▶ Exercise directions:
Please answer from the stolen-guitar article below: how much did the man from Alabaster pay for the guitar and its case?

Birmingham’s Rick Carter on recovery of stolen guitar: ‘I didn’t know whether to cry, laugh or jump for joy’
The musician envisioned himself smiling and happy, holding his cherished Santa Cruz guitar in a tight embrace. Carter, a Birmingham singer-songwriter, had reason to be hopeful, although he agonized over the loss of the instrument, which was stolen from his caron the evening of May 19 or the morning of May 20.
Friends, fans and fellow musicians had thrown heartfelt support behind Carter, spreading the word about the theft and blanketing a two-county area with fliers. These folks realized what the acoustic guitar — Carter’s concert companion for nearly 20 years — meant to the hard-working nightclub performer.
“I have never felt so humbled in my life by this experience,” Carter says today. “I just didn’t know that so many people cared. And I never gave up the faith.”
His faith in the world, as a place where good things can happen, has been fulfilled. Carter’s guitar was returned to him on July 9, fully intact and in its distinctive, sticker-covered case.
“I’m relieved,” Carter says. “What a strange odyssey this has been.”
Apparently, a young man from Alabaster — Carter didn’t catch his name — bought the guitar and case from an unknown seller at a pool party in Alabaster in late May. He paid $100 for the case and its contents, because he’d always wanted to learn how to play guitar.
This, at least, is what the man told Carter on Wednesday during an early evening phone call.
“He said, ‘I think I have your guitar,'” Carter says. “‘I saw a reward flier at the gas station by my house. I finally decided I wanted to do the right thing and call you up.'”
Carter’s initial reaction was to proceed with caution; he’d fielded plenty of false leads, prank calls and scam offers after the Santa Cruz went missing. Also, this caller was looking for some reward money, although he didn’t demand the $500 Carter had offered on his fliers.

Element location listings
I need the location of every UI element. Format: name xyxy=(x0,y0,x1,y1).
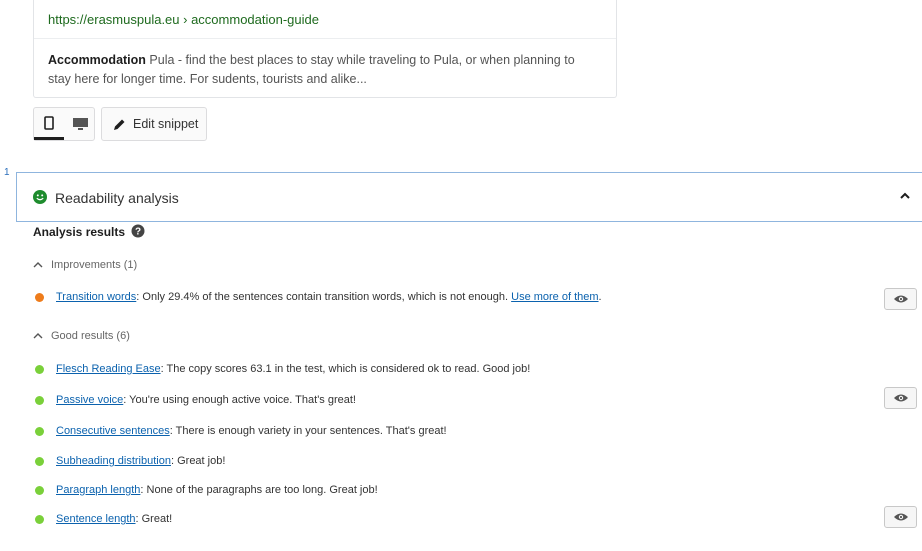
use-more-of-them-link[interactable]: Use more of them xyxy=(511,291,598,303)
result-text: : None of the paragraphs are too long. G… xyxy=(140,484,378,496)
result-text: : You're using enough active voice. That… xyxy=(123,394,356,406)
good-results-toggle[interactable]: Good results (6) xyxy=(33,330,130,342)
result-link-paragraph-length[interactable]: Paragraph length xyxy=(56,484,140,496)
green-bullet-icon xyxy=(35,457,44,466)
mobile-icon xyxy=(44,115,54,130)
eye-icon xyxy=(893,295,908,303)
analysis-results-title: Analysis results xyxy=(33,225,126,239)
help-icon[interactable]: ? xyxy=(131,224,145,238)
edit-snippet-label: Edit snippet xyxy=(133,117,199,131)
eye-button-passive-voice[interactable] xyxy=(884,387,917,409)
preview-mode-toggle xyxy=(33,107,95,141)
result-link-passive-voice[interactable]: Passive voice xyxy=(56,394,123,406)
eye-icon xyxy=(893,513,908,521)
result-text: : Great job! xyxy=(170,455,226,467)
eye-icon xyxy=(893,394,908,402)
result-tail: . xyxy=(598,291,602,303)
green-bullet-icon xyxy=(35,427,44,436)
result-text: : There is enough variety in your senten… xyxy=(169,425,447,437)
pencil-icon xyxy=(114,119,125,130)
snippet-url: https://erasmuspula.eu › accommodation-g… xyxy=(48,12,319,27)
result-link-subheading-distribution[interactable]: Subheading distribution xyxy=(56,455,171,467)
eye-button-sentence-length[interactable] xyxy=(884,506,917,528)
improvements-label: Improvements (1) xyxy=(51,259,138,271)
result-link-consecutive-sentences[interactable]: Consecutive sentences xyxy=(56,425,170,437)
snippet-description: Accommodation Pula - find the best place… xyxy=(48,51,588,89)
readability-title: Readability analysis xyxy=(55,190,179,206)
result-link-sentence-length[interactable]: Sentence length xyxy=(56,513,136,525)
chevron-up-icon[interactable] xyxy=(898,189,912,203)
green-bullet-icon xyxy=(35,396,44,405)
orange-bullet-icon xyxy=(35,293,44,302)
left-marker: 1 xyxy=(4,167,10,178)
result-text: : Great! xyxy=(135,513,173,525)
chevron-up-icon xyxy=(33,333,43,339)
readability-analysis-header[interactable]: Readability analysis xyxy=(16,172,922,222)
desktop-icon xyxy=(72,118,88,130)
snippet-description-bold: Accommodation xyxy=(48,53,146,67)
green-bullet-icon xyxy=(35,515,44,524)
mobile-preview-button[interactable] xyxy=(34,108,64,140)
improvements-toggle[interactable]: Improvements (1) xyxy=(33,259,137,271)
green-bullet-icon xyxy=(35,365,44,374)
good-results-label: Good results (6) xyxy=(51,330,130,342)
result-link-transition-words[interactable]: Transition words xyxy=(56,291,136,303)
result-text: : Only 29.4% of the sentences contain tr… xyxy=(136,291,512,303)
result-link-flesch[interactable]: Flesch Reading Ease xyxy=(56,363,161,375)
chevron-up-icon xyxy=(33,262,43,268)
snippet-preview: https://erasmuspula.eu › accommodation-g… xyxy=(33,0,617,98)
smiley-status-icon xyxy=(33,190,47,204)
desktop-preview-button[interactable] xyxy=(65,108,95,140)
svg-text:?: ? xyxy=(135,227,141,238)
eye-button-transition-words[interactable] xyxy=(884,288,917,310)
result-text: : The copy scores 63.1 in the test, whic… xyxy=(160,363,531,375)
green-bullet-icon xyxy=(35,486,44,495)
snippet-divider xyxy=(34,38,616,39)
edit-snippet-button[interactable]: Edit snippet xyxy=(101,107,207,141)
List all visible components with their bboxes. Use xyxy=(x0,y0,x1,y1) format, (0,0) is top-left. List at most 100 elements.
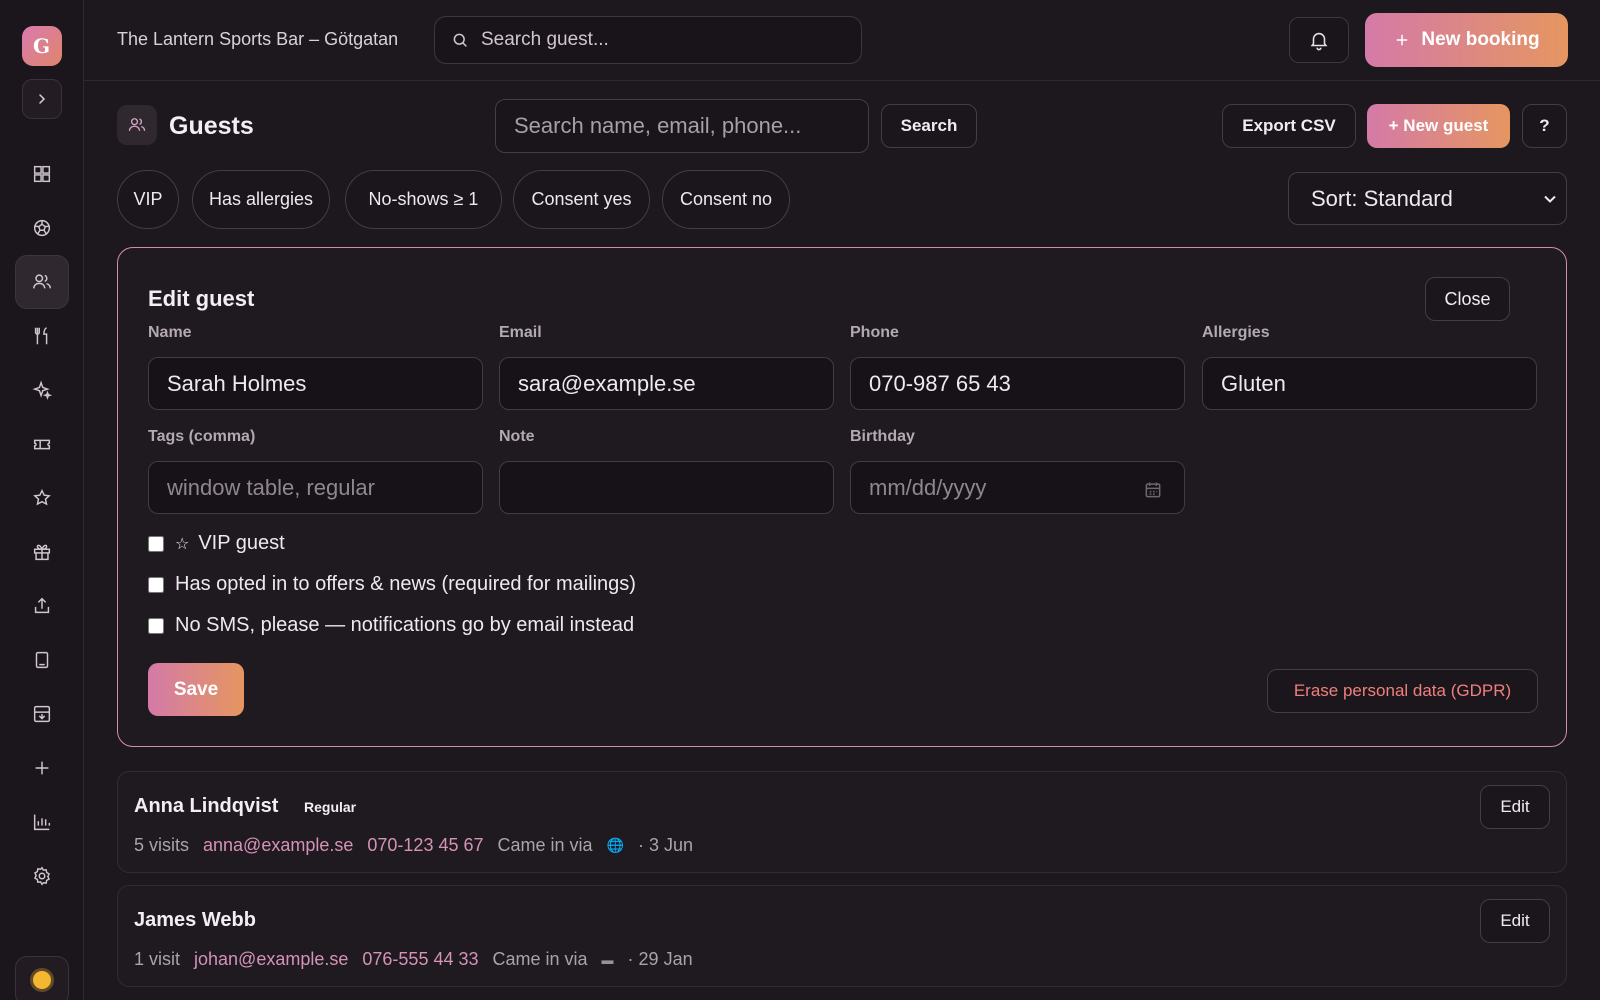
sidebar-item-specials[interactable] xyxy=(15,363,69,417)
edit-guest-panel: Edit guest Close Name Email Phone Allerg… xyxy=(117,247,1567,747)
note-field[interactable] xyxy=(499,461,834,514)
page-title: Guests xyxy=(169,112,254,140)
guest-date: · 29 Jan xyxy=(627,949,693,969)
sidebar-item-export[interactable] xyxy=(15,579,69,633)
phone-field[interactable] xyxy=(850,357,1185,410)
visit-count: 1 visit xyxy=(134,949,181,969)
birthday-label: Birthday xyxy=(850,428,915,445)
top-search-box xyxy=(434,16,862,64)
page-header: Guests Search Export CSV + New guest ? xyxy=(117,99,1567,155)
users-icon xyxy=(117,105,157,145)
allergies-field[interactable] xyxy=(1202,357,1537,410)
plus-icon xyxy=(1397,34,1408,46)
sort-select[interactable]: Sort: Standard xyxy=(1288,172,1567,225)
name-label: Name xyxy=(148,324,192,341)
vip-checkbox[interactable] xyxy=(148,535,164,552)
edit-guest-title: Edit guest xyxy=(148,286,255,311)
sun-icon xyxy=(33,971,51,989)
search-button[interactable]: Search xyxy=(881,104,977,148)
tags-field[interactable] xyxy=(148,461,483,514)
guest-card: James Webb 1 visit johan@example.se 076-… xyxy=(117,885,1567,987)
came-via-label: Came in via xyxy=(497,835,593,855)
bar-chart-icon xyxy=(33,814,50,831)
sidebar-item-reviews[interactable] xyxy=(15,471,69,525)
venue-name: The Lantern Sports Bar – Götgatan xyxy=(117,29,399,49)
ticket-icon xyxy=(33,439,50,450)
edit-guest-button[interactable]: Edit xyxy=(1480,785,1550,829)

▶ Written reply:
$100.